■ **DIRECTION**:
Give only the number of lines in the data that include the string "AUTO".

■ **INPUT DATA**:
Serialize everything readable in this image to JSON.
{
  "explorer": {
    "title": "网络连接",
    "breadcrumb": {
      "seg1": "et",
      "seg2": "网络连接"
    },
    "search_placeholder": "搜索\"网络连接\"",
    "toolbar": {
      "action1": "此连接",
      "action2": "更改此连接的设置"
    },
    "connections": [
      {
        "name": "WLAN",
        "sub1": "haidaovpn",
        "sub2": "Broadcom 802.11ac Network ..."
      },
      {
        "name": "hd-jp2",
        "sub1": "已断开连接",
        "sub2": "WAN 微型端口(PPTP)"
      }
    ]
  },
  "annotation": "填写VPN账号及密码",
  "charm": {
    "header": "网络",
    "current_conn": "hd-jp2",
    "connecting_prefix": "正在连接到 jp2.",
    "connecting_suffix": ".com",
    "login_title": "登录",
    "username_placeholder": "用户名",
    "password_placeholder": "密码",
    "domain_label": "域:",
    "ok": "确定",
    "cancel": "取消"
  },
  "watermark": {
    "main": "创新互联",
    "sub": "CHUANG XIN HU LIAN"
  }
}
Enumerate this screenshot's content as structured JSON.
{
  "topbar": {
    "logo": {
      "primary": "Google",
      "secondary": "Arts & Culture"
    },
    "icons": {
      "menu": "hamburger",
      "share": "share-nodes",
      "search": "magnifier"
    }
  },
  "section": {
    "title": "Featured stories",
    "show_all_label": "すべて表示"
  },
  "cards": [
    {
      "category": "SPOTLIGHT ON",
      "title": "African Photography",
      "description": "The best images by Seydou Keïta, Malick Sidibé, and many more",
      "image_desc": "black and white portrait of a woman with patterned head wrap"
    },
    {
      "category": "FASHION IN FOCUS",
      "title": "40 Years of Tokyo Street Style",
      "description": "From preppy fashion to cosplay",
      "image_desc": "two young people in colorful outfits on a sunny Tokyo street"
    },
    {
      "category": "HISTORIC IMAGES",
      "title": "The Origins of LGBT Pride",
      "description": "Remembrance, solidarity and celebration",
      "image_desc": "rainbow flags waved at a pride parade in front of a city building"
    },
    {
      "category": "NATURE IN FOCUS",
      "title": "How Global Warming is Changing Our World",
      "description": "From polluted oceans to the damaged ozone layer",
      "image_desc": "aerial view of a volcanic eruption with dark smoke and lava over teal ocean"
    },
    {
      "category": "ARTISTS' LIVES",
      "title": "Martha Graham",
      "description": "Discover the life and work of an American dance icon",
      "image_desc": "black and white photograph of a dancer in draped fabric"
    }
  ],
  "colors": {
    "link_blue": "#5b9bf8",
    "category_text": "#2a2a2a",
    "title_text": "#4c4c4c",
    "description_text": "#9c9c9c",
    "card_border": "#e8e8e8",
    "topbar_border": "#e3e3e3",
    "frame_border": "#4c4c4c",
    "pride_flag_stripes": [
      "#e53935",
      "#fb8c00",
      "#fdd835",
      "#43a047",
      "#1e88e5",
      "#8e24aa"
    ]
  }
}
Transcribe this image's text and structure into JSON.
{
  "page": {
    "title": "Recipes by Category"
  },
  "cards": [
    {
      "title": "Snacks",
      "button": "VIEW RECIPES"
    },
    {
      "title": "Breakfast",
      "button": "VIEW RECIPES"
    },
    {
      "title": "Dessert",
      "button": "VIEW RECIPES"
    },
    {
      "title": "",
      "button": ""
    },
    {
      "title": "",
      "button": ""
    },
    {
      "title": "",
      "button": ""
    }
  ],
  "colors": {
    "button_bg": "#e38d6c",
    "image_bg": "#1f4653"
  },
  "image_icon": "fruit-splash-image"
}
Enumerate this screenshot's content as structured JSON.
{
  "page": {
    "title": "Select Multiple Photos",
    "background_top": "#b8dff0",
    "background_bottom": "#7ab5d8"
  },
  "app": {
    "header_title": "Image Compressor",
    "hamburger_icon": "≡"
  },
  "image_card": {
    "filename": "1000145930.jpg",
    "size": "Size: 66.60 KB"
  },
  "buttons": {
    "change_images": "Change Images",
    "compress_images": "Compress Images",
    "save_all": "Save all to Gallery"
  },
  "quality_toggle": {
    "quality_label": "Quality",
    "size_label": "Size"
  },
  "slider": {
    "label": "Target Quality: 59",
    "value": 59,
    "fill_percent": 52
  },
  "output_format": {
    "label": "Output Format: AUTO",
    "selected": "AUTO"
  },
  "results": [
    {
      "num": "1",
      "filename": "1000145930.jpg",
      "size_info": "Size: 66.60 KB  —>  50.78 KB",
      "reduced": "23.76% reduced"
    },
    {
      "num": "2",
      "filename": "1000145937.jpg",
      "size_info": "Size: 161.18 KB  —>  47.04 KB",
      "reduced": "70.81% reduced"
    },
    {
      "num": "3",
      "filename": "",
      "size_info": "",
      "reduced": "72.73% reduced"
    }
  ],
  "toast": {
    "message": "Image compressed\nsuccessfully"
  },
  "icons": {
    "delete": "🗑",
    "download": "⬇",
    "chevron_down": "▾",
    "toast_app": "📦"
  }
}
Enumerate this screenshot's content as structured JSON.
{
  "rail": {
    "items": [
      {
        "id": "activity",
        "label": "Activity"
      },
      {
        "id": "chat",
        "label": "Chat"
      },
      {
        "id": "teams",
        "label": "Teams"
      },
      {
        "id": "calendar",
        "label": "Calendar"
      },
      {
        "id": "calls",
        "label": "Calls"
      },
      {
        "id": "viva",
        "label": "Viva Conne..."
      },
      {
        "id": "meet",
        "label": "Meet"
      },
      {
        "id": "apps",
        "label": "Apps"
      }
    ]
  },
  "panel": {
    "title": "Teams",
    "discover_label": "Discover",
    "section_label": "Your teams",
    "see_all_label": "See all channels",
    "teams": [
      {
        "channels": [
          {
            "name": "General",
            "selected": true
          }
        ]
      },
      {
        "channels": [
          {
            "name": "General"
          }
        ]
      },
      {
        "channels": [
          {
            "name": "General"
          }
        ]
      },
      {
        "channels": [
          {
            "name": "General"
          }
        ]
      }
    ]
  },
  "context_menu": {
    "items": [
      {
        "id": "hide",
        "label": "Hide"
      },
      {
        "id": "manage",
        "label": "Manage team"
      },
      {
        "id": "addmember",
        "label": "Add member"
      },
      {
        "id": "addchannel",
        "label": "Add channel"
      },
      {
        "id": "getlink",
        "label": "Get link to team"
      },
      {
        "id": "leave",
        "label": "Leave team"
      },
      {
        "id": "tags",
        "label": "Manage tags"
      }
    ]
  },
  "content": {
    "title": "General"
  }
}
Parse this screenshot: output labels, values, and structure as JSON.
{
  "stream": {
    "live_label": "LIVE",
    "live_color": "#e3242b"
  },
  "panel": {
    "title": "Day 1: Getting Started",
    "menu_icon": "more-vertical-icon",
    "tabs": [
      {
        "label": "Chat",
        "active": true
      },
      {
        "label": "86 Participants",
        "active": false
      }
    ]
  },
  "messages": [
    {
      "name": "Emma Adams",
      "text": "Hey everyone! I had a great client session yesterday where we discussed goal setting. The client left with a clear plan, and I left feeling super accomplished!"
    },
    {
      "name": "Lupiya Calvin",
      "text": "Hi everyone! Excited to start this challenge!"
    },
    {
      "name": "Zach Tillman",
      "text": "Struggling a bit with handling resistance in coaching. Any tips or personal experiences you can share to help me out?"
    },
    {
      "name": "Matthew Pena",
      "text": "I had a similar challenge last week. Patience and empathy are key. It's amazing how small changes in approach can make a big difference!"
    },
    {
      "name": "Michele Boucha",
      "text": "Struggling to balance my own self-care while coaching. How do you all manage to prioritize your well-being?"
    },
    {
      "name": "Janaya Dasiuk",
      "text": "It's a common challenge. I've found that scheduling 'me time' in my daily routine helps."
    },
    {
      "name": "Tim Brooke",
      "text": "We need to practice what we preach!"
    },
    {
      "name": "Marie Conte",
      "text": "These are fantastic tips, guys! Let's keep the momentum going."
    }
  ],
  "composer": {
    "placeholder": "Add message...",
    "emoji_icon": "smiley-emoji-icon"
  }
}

■ **ANSWER FOR THIS EXERCISE**:
2